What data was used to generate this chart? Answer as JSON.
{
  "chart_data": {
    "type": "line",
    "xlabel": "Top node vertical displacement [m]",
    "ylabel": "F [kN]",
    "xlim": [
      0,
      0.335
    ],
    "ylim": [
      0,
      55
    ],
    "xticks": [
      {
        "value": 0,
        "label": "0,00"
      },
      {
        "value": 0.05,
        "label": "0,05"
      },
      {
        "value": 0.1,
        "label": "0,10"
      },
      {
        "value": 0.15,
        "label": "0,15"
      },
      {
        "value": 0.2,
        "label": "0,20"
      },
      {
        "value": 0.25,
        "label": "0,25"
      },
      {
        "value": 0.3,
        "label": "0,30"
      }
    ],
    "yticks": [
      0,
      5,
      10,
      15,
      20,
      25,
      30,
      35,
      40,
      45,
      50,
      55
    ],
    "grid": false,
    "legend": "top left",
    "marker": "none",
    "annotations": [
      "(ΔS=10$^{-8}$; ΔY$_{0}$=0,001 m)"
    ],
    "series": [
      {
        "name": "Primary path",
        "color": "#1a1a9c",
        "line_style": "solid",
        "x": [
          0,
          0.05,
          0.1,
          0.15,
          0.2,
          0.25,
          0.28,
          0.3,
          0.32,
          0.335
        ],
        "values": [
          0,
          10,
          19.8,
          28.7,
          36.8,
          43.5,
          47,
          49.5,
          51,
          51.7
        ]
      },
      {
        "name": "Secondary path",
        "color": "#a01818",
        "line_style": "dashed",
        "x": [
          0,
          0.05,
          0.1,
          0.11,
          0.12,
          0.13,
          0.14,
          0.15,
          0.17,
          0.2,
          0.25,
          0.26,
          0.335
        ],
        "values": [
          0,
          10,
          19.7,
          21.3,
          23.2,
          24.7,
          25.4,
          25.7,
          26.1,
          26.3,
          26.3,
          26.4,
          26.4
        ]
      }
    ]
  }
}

DIRECTIONS:
Reproduce each entry above exactly, keeping every word.

SOLUTION FOR THIS EXERCISE:
What data was used to generate this chart? Answer as JSON.
{
  "chart_data": {
    "type": "line",
    "xlabel": "Top node vertical displacement [m]",
    "ylabel": "F [kN]",
    "xlim": [
      0,
      0.335
    ],
    "ylim": [
      0,
      55
    ],
    "xticks": [
      {
        "value": 0,
        "label": "0,00"
      },
      {
        "value": 0.05,
        "label": "0,05"
      },
      {
        "value": 0.1,
        "label": "0,10"
      },
      {
        "value": 0.15,
        "label": "0,15"
      },
      {
        "value": 0.2,
        "label": "0,20"
      },
      {
        "value": 0.25,
        "label": "0,25"
      },
      {
        "value": 0.3,
        "label": "0,30"
      }
    ],
    "yticks": [
      0,
      5,
      10,
      15,
      20,
      25,
      30,
      35,
      40,
      45,
      50,
      55
    ],
    "grid": false,
    "legend": "top left",
    "marker": "none",
    "annotations": [
      "(ΔS=10$^{-8}$; ΔY$_{0}$=0,001 m)"
    ],
    "series": [
      {
        "name": "Primary path",
        "color": "#1a1a9c",
        "line_style": "solid",
        "x": [
          0,
          0.05,
          0.1,
          0.15,
          0.2,
          0.25,
          0.28,
          0.3,
          0.32,
          0.335
        ],
        "values": [
          0,
          10,
          19.8,
          28.7,
          36.8,
          43.5,
          47,
          49.5,
          51,
          51.7
        ]
      },
      {
        "name": "Secondary path",
        "color": "#a01818",
        "line_style": "dashed",
        "x": [
          0,
          0.05,
          0.1,
          0.11,
          0.12,
          0.13,
          0.14,
          0.15,
          0.17,
          0.2,
          0.25,
          0.26,
          0.335
        ],
        "values": [
          0,
          10,
          19.7,
          21.3,
          23.2,
          24.7,
          25.4,
          25.7,
          26.1,
          26.3,
          26.3,
          26.4,
          26.4
        ]
      }
    ]
  }
}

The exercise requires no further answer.